- STATED PROBLEM -
Set each entry down verbatim, omitting images.

--- MATERIAL SHOWN ---

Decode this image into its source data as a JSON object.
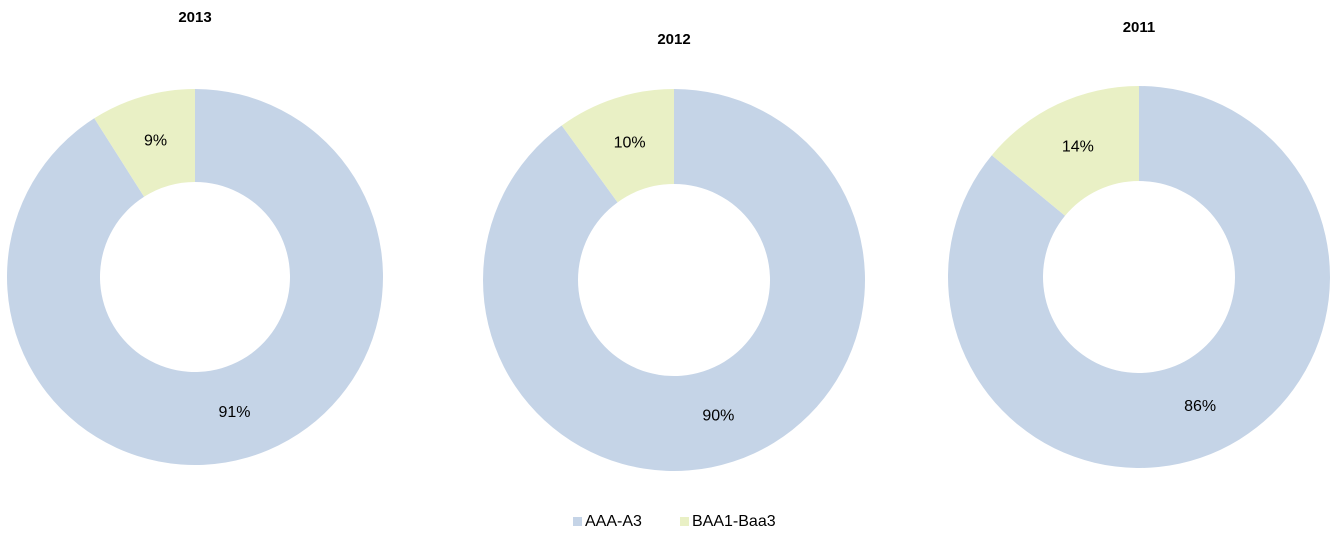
{
  "chart_data": [
    {
      "type": "donut",
      "title": "2013",
      "categories": [
        "AAA-A3",
        "BAA1-Baa3"
      ],
      "values": [
        91,
        9
      ],
      "value_labels": [
        "91%",
        "9%"
      ],
      "colors": [
        "#c5d4e7",
        "#e9f0c5"
      ]
    },
    {
      "type": "donut",
      "title": "2012",
      "categories": [
        "AAA-A3",
        "BAA1-Baa3"
      ],
      "values": [
        90,
        10
      ],
      "value_labels": [
        "90%",
        "10%"
      ],
      "colors": [
        "#c5d4e7",
        "#e9f0c5"
      ]
    },
    {
      "type": "donut",
      "title": "2011",
      "categories": [
        "AAA-A3",
        "BAA1-Baa3"
      ],
      "values": [
        86,
        14
      ],
      "value_labels": [
        "86%",
        "14%"
      ],
      "colors": [
        "#c5d4e7",
        "#e9f0c5"
      ]
    }
  ]
}
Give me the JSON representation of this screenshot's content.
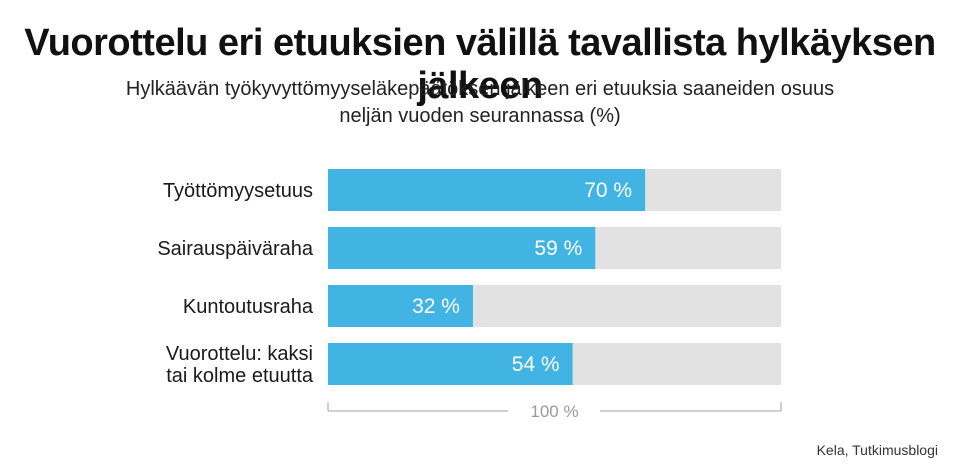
{
  "header": {
    "title": "Vuorottelu eri etuuksien välillä tavallista hylkäyksen jälkeen",
    "subtitle_lines": [
      "Hylkäävän työkyvyttömyyseläkepäätöksen jälkeen eri etuuksia saaneiden osuus",
      "neljän vuoden seurannassa (%)"
    ]
  },
  "source": "Kela, Tutkimusblogi",
  "colors": {
    "bar": "#41b4e4",
    "track": "#e2e2e2",
    "bracket": "#b5b5b5"
  },
  "chart_data": {
    "type": "bar",
    "orientation": "horizontal",
    "categories": [
      [
        "Työttömyysetuus"
      ],
      [
        "Sairauspäiväraha"
      ],
      [
        "Kuntoutusraha"
      ],
      [
        "Vuorottelu: kaksi",
        "tai kolme etuutta"
      ]
    ],
    "values": [
      70,
      59,
      32,
      54
    ],
    "value_labels": [
      "70 %",
      "59 %",
      "32 %",
      "54 %"
    ],
    "xlim": [
      0,
      100
    ],
    "total_label": "100 %",
    "grid": false
  }
}
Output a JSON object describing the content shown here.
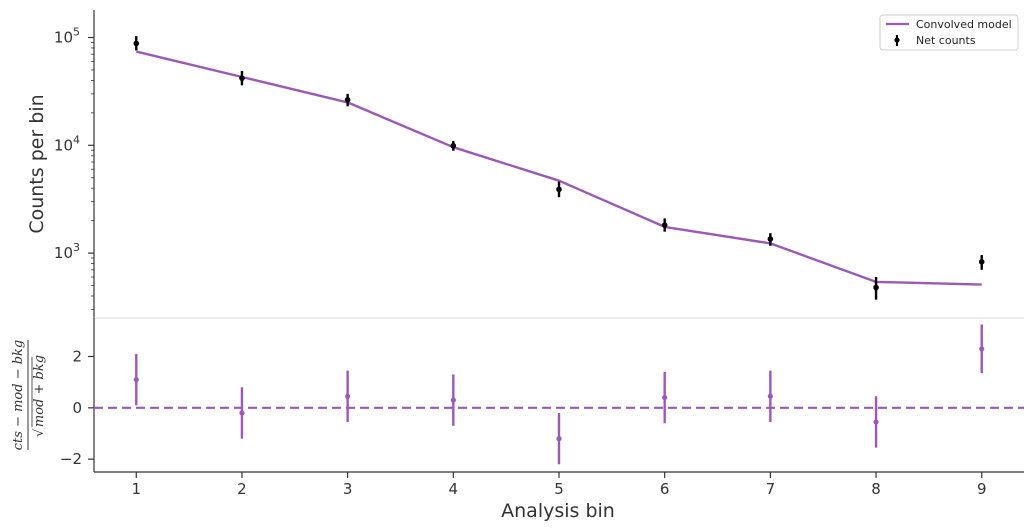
{
  "colors": {
    "model": "#9b59b6",
    "data": "#000000",
    "axis": "#333333"
  },
  "chart_data": [
    {
      "type": "line",
      "ylabel": "Counts per bin",
      "yscale": "log",
      "ylim": [
        250,
        180000
      ],
      "yticks": [
        {
          "value": 1000,
          "mantissa": "10",
          "exp": "3"
        },
        {
          "value": 10000,
          "mantissa": "10",
          "exp": "4"
        },
        {
          "value": 100000,
          "mantissa": "10",
          "exp": "5"
        }
      ],
      "legend": {
        "position": "top-right",
        "model_label": "Convolved model",
        "data_label": "Net counts"
      },
      "x": [
        1,
        2,
        3,
        4,
        5,
        6,
        7,
        8,
        9
      ],
      "series": [
        {
          "name": "Convolved model",
          "kind": "line",
          "values": [
            74000,
            43000,
            25000,
            9600,
            4700,
            1750,
            1230,
            540,
            510
          ]
        },
        {
          "name": "Net counts",
          "kind": "errorbar",
          "values": [
            88000,
            42000,
            26500,
            9900,
            3900,
            1820,
            1350,
            480,
            830
          ],
          "err_low": [
            76000,
            36000,
            23000,
            8900,
            3300,
            1580,
            1170,
            370,
            700
          ],
          "err_high": [
            103000,
            49000,
            30000,
            11000,
            4600,
            2100,
            1530,
            600,
            960
          ]
        }
      ]
    },
    {
      "type": "scatter",
      "xlabel": "Analysis bin",
      "ylabel": {
        "numerator": "cts − mod − bkg",
        "denominator": "mod + bkg"
      },
      "ylim": [
        -2.5,
        3.5
      ],
      "xlim": [
        0.6,
        9.4
      ],
      "xticks": [
        "1",
        "2",
        "3",
        "4",
        "5",
        "6",
        "7",
        "8",
        "9"
      ],
      "yticks": [
        {
          "value": -2,
          "label": "−2"
        },
        {
          "value": 0,
          "label": "0"
        },
        {
          "value": 2,
          "label": "2"
        }
      ],
      "x": [
        1,
        2,
        3,
        4,
        5,
        6,
        7,
        8,
        9
      ],
      "values": [
        1.1,
        -0.2,
        0.45,
        0.3,
        -1.2,
        0.4,
        0.45,
        -0.55,
        2.3
      ],
      "err": [
        1.0,
        1.0,
        1.0,
        1.0,
        1.0,
        1.0,
        1.0,
        1.0,
        0.95
      ],
      "zero_line": 0
    }
  ]
}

---

- EXPECTED OUTPUT -
Decode this image into its source data as a JSON object.
{
  "chart_data": [
    {
      "type": "donut",
      "title": "2013",
      "categories": [
        "AAA-A3",
        "BAA1-Baa3"
      ],
      "values": [
        91,
        9
      ],
      "value_labels": [
        "91%",
        "9%"
      ],
      "colors": [
        "#c5d4e7",
        "#e9f0c5"
      ]
    },
    {
      "type": "donut",
      "title": "2012",
      "categories": [
        "AAA-A3",
        "BAA1-Baa3"
      ],
      "values": [
        90,
        10
      ],
      "value_labels": [
        "90%",
        "10%"
      ],
      "colors": [
        "#c5d4e7",
        "#e9f0c5"
      ]
    },
    {
      "type": "donut",
      "title": "2011",
      "categories": [
        "AAA-A3",
        "BAA1-Baa3"
      ],
      "values": [
        86,
        14
      ],
      "value_labels": [
        "86%",
        "14%"
      ],
      "colors": [
        "#c5d4e7",
        "#e9f0c5"
      ]
    }
  ]
}
Give me the JSON representation of this screenshot's content.
{
  "header": {
    "title": "Vuorottelu eri etuuksien välillä tavallista hylkäyksen jälkeen",
    "subtitle_lines": [
      "Hylkäävän työkyvyttömyyseläkepäätöksen jälkeen eri etuuksia saaneiden osuus",
      "neljän vuoden seurannassa (%)"
    ]
  },
  "source": "Kela, Tutkimusblogi",
  "colors": {
    "bar": "#41b4e4",
    "track": "#e2e2e2",
    "bracket": "#b5b5b5"
  },
  "chart_data": {
    "type": "bar",
    "orientation": "horizontal",
    "categories": [
      [
        "Työttömyysetuus"
      ],
      [
        "Sairauspäiväraha"
      ],
      [
        "Kuntoutusraha"
      ],
      [
        "Vuorottelu: kaksi",
        "tai kolme etuutta"
      ]
    ],
    "values": [
      70,
      59,
      32,
      54
    ],
    "value_labels": [
      "70 %",
      "59 %",
      "32 %",
      "54 %"
    ],
    "xlim": [
      0,
      100
    ],
    "total_label": "100 %",
    "grid": false
  }
}
Output a JSON object describing the content shown here.
{
  "colors": {
    "model": "#9b59b6",
    "data": "#000000",
    "axis": "#333333"
  },
  "chart_data": [
    {
      "type": "line",
      "ylabel": "Counts per bin",
      "yscale": "log",
      "ylim": [
        250,
        180000
      ],
      "yticks": [
        {
          "value": 1000,
          "mantissa": "10",
          "exp": "3"
        },
        {
          "value": 10000,
          "mantissa": "10",
          "exp": "4"
        },
        {
          "value": 100000,
          "mantissa": "10",
          "exp": "5"
        }
      ],
      "legend": {
        "position": "top-right",
        "model_label": "Convolved model",
        "data_label": "Net counts"
      },
      "x": [
        1,
        2,
        3,
        4,
        5,
        6,
        7,
        8,
        9
      ],
      "series": [
        {
          "name": "Convolved model",
          "kind": "line",
          "values": [
            74000,
            43000,
            25000,
            9600,
            4700,
            1750,
            1230,
            540,
            510
          ]
        },
        {
          "name": "Net counts",
          "kind": "errorbar",
          "values": [
            88000,
            42000,
            26500,
            9900,
            3900,
            1820,
            1350,
            480,
            830
          ],
          "err_low": [
            76000,
            36000,
            23000,
            8900,
            3300,
            1580,
            1170,
            370,
            700
          ],
          "err_high": [
            103000,
            49000,
            30000,
            11000,
            4600,
            2100,
            1530,
            600,
            960
          ]
        }
      ]
    },
    {
      "type": "scatter",
      "xlabel": "Analysis bin",
      "ylabel": {
        "numerator": "cts − mod − bkg",
        "denominator": "mod + bkg"
      },
      "ylim": [
        -2.5,
        3.5
      ],
      "xlim": [
        0.6,
        9.4
      ],
      "xticks": [
        "1",
        "2",
        "3",
        "4",
        "5",
        "6",
        "7",
        "8",
        "9"
      ],
      "yticks": [
        {
          "value": -2,
          "label": "−2"
        },
        {
          "value": 0,
          "label": "0"
        },
        {
          "value": 2,
          "label": "2"
        }
      ],
      "x": [
        1,
        2,
        3,
        4,
        5,
        6,
        7,
        8,
        9
      ],
      "values": [
        1.1,
        -0.2,
        0.45,
        0.3,
        -1.2,
        0.4,
        0.45,
        -0.55,
        2.3
      ],
      "err": [
        1.0,
        1.0,
        1.0,
        1.0,
        1.0,
        1.0,
        1.0,
        1.0,
        0.95
      ],
      "zero_line": 0
    }
  ]
}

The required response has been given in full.